[TEXT BLOCK]
+ + +
Assassin’s Creed Shadows on Nintendo Switch 2: performance, DLSS and visual compromises
That sounds ambitious for a portable console, and it is: the team had to completely rethink how the game is rendered and how its systems talk to each other in order to deliver a stable 30 frames per second experience on the go.

Next-gen Anvil engine squeezed onto a handheld

At the heart of Shadows sits the latest evolution of the Anvil engine, which Ubisoft has been refining for more than a decade. In its full-fat form on high-end hardware, this version of Anvil leans heavily on modern rendering techniques. Global illumination and reflections are handled through extensive ray tracing, painting Kyoto streets and rural villages with convincing indirect light, reflections in puddles, and subtle bounce lighting. Weather is no longer just a layer of particles: wind and rain are driven by fluid simulation that bends trees, whips cloth, and even changes the direction of falling raindrops.

Clouds, too, are simulated rather than painted on a skybox. A physics-based, procedural cloud system continually evolves cloudscapes as time passes, making each sunrise subtly different from the last. On top of that, Anvil now incorporates a Nanite-style micropolygon system that virtualizes geometry. Instead of manually authoring multiple levels of detail for every rock and roof tile, artists can push extremely dense meshes, while the engine dynamically adjusts triangle density with distance. Destruction physics, cloth behaviour, and material responses have all been upgraded to make combat and stealth movement feel more physical and reactive.

Streaming, geometry and next-gen scale

Behind the scenes, Ubisoft rebuilt terrain and asset streaming around this virtualized geometry. Dense villages, rice fields, and mountainous passes can stay loaded without hammering the CPU or flooding storage bandwidth. Deeper GPU instancing and mesh shader integration let the engine throw countless small props – lanterns, foliage clusters, roof tiles – onto the screen without drowning the CPU in draw calls. All of this defines Assassin’s Creed Shadows as a thoroughly next-generation production on powerful machines.
+ + +
[WRITTEN REQUEST 1] According to the text on Assassin's Creed Shadows, what frame rate did the team aim to deliver on the go?

[RECORDS TO PROCESS]
+ + +
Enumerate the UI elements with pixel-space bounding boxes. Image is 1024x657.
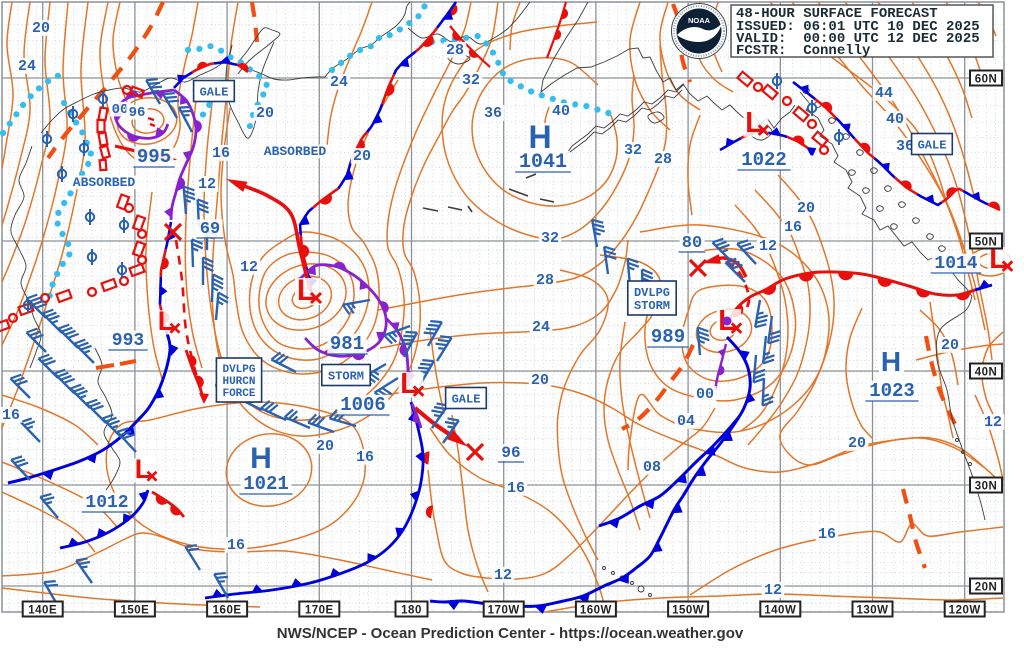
svg-text:H: H <box>528 119 551 155</box>
svg-text:STORM: STORM <box>328 370 364 384</box>
svg-text:20: 20 <box>848 435 866 452</box>
svg-text:ABSORBED: ABSORBED <box>264 144 327 159</box>
svg-text:1022: 1022 <box>741 149 787 171</box>
svg-text:1021: 1021 <box>243 473 289 495</box>
svg-text:32: 32 <box>462 72 480 89</box>
svg-text:16: 16 <box>507 480 525 497</box>
svg-text:GALE: GALE <box>918 139 947 153</box>
svg-text:DVLPG: DVLPG <box>222 364 255 376</box>
svg-text:50N: 50N <box>975 237 998 249</box>
svg-text:NWS/NCEP - Ocean Prediction Ce: NWS/NCEP - Ocean Prediction Center - htt… <box>277 625 744 642</box>
svg-text:28: 28 <box>446 42 464 59</box>
svg-text:00: 00 <box>696 386 714 403</box>
svg-text:989: 989 <box>651 326 685 348</box>
svg-text:12: 12 <box>240 259 258 276</box>
svg-text:160W: 160W <box>580 605 612 617</box>
svg-text:32: 32 <box>624 142 642 159</box>
svg-text:40: 40 <box>552 103 570 120</box>
svg-text:32: 32 <box>541 230 559 247</box>
svg-text:60N: 60N <box>975 74 998 86</box>
svg-text:H: H <box>250 442 272 475</box>
svg-text:20: 20 <box>32 20 50 37</box>
svg-text:16: 16 <box>356 449 374 466</box>
svg-text:44: 44 <box>875 85 893 102</box>
svg-text:140E: 140E <box>28 605 57 617</box>
svg-text:40N: 40N <box>975 367 998 379</box>
svg-text:96: 96 <box>129 105 146 121</box>
svg-text:160E: 160E <box>213 605 242 617</box>
svg-text:30N: 30N <box>975 481 998 493</box>
svg-text:1041: 1041 <box>519 151 567 174</box>
svg-text:36: 36 <box>484 105 502 122</box>
svg-text:12: 12 <box>764 582 782 599</box>
svg-text:GALE: GALE <box>200 86 229 100</box>
svg-text:08: 08 <box>643 459 661 476</box>
svg-text:1006: 1006 <box>340 394 386 416</box>
svg-text:69: 69 <box>200 220 220 239</box>
svg-text:993: 993 <box>112 331 144 351</box>
svg-text:HURCN: HURCN <box>222 376 255 388</box>
svg-text:170E: 170E <box>305 605 334 617</box>
svg-text:FORCE: FORCE <box>222 388 255 400</box>
svg-text:80: 80 <box>682 234 702 253</box>
svg-text:28: 28 <box>536 272 554 289</box>
svg-text:130W: 130W <box>856 605 888 617</box>
svg-text:20: 20 <box>941 337 959 354</box>
svg-text:150E: 150E <box>120 605 149 617</box>
svg-text:20: 20 <box>316 438 334 455</box>
svg-text:H: H <box>881 346 901 377</box>
svg-text:12: 12 <box>494 567 512 584</box>
svg-text:170W: 170W <box>488 605 520 617</box>
svg-text:995: 995 <box>137 146 171 168</box>
svg-text:96: 96 <box>501 444 520 462</box>
svg-text:20N: 20N <box>975 582 998 594</box>
svg-text:24: 24 <box>18 58 36 75</box>
svg-text:16: 16 <box>212 145 230 162</box>
svg-text:150W: 150W <box>672 605 704 617</box>
svg-text:FCSTR: Connelly: FCSTR: Connelly <box>736 43 871 59</box>
svg-text:24: 24 <box>532 319 550 336</box>
svg-text:12: 12 <box>198 176 216 193</box>
svg-text:16: 16 <box>2 407 20 424</box>
svg-text:12: 12 <box>984 414 1002 431</box>
svg-text:20: 20 <box>256 105 274 122</box>
svg-text:24: 24 <box>330 74 348 91</box>
svg-text:04: 04 <box>677 413 695 430</box>
svg-text:180: 180 <box>401 605 422 617</box>
svg-text:STORM: STORM <box>634 299 670 313</box>
svg-text:NOAA: NOAA <box>688 16 711 25</box>
svg-text:981: 981 <box>330 333 364 355</box>
svg-text:20: 20 <box>353 148 371 165</box>
svg-text:20: 20 <box>797 200 815 217</box>
svg-text:120W: 120W <box>949 605 981 617</box>
svg-text:12: 12 <box>759 238 777 255</box>
svg-text:16: 16 <box>784 219 802 236</box>
svg-text:DVLPG: DVLPG <box>634 286 670 300</box>
svg-text:GALE: GALE <box>452 393 481 407</box>
svg-text:20: 20 <box>531 372 549 389</box>
svg-text:1014: 1014 <box>934 254 977 274</box>
svg-text:ABSORBED: ABSORBED <box>73 175 136 190</box>
svg-text:28: 28 <box>654 151 672 168</box>
svg-text:00: 00 <box>112 102 129 118</box>
svg-text:40: 40 <box>886 111 904 128</box>
svg-text:16: 16 <box>227 537 245 554</box>
svg-text:16: 16 <box>818 526 836 543</box>
svg-text:1023: 1023 <box>869 380 915 402</box>
svg-text:1012: 1012 <box>85 493 128 513</box>
svg-text:140W: 140W <box>764 605 796 617</box>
+ + +
[WRITTEN REQUEST 2] In the entries, copy word for word everything from the line containing "svg-text:H: H <box>528 119 551 155</box>" down to the line containing "svg-text:140E: 140E <box>28 605 57 617</box>", both included.

[FINAL RESULT 1] A stable 30 frames per second.

[FINAL RESULT 2]
svg-text:H: H <box>528 119 551 155</box>
svg-text:STORM: STORM <box>328 370 364 384</box>
svg-text:20: 20 <box>848 435 866 452</box>
svg-text:ABSORBED: ABSORBED <box>264 144 327 159</box>
svg-text:1022: 1022 <box>741 149 787 171</box>
svg-text:1021: 1021 <box>243 473 289 495</box>
svg-text:32: 32 <box>462 72 480 89</box>
svg-text:16: 16 <box>507 480 525 497</box>
svg-text:GALE: GALE <box>918 139 947 153</box>
svg-text:DVLPG: DVLPG <box>222 364 255 376</box>
svg-text:50N: 50N <box>975 237 998 249</box>
svg-text:NWS/NCEP - Ocean Prediction Ce: NWS/NCEP - Ocean Prediction Center - htt… <box>277 625 744 642</box>
svg-text:28: 28 <box>446 42 464 59</box>
svg-text:00: 00 <box>696 386 714 403</box>
svg-text:989: 989 <box>651 326 685 348</box>
svg-text:12: 12 <box>240 259 258 276</box>
svg-text:160W: 160W <box>580 605 612 617</box>
svg-text:32: 32 <box>624 142 642 159</box>
svg-text:40: 40 <box>552 103 570 120</box>
svg-text:32: 32 <box>541 230 559 247</box>
svg-text:60N: 60N <box>975 74 998 86</box>
svg-text:H: H <box>250 442 272 475</box>
svg-text:20: 20 <box>32 20 50 37</box>
svg-text:16: 16 <box>356 449 374 466</box>
svg-text:44: 44 <box>875 85 893 102</box>
svg-text:140E: 140E <box>28 605 57 617</box>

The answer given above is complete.